_Given problem_
Will you output the entries below exactly, skipping every image they contain?

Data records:
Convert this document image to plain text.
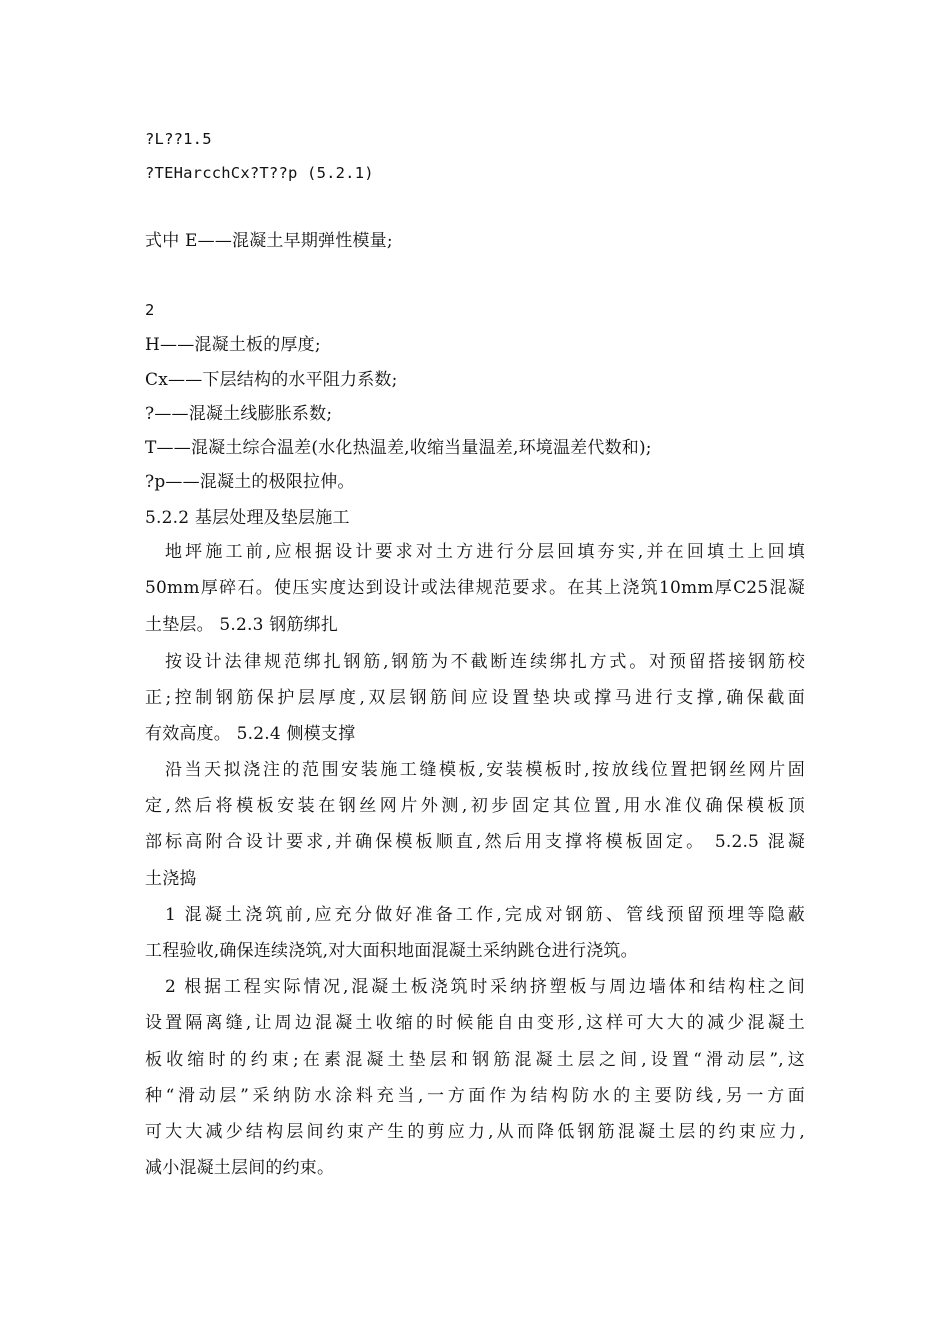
?L??1.5
?TEHarcchCx?T??p (5.2.1)
式中 E——混凝土早期弹性模量;
2
H——混凝土板的厚度;
Cx——下层结构的水平阻力系数;
?——混凝土线膨胀系数;
T——混凝土综合温差(水化热温差,收缩当量温差,环境温差代数和);
?p——混凝土的极限拉伸。
5.2.2 基层处理及垫层施工
地坪施工前,应根据设计要求对土方进行分层回填夯实,并在回填土上回填
50mm厚碎石。使压实度达到设计或法律规范要求。在其上浇筑10mm厚C25混凝
土垫层。 5.2.3 钢筋绑扎
按设计法律规范绑扎钢筋,钢筋为不截断连续绑扎方式。对预留搭接钢筋校
正;控制钢筋保护层厚度,双层钢筋间应设置垫块或撑马进行支撑,确保截面
有效高度。 5.2.4 侧模支撑
沿当天拟浇注的范围安装施工缝模板,安装模板时,按放线位置把钢丝网片固
定,然后将模板安装在钢丝网片外测,初步固定其位置,用水准仪确保模板顶
部标高附合设计要求,并确保模板顺直,然后用支撑将模板固定。 5.2.5 混凝
土浇捣
1 混凝土浇筑前,应充分做好准备工作,完成对钢筋、管线预留预埋等隐蔽
工程验收,确保连续浇筑,对大面积地面混凝土采纳跳仓进行浇筑。
2 根据工程实际情况,混凝土板浇筑时采纳挤塑板与周边墙体和结构柱之间
设置隔离缝,让周边混凝土收缩的时候能自由变形,这样可大大的减少混凝土
板收缩时的约束;在素混凝土垫层和钢筋混凝土层之间,设置“滑动层”,这
种“滑动层”采纳防水涂料充当,一方面作为结构防水的主要防线,另一方面
可大大减少结构层间约束产生的剪应力,从而降低钢筋混凝土层的约束应力,
减小混凝土层间的约束。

_The completed task_
Convert this document image to plain text.
?L??1.5
?TEHarcchCx?T??p (5.2.1)
式中 E——混凝土早期弹性模量;
2
H——混凝土板的厚度;
Cx——下层结构的水平阻力系数;
?——混凝土线膨胀系数;
T——混凝土综合温差(水化热温差,收缩当量温差,环境温差代数和);
?p——混凝土的极限拉伸。
5.2.2 基层处理及垫层施工
地坪施工前,应根据设计要求对土方进行分层回填夯实,并在回填土上回填
50mm厚碎石。使压实度达到设计或法律规范要求。在其上浇筑10mm厚C25混凝
土垫层。 5.2.3 钢筋绑扎
按设计法律规范绑扎钢筋,钢筋为不截断连续绑扎方式。对预留搭接钢筋校
正;控制钢筋保护层厚度,双层钢筋间应设置垫块或撑马进行支撑,确保截面
有效高度。 5.2.4 侧模支撑
沿当天拟浇注的范围安装施工缝模板,安装模板时,按放线位置把钢丝网片固
定,然后将模板安装在钢丝网片外测,初步固定其位置,用水准仪确保模板顶
部标高附合设计要求,并确保模板顺直,然后用支撑将模板固定。 5.2.5 混凝
土浇捣
1 混凝土浇筑前,应充分做好准备工作,完成对钢筋、管线预留预埋等隐蔽
工程验收,确保连续浇筑,对大面积地面混凝土采纳跳仓进行浇筑。
2 根据工程实际情况,混凝土板浇筑时采纳挤塑板与周边墙体和结构柱之间
设置隔离缝,让周边混凝土收缩的时候能自由变形,这样可大大的减少混凝土
板收缩时的约束;在素混凝土垫层和钢筋混凝土层之间,设置“滑动层”,这
种“滑动层”采纳防水涂料充当,一方面作为结构防水的主要防线,另一方面
可大大减少结构层间约束产生的剪应力,从而降低钢筋混凝土层的约束应力,
减小混凝土层间的约束。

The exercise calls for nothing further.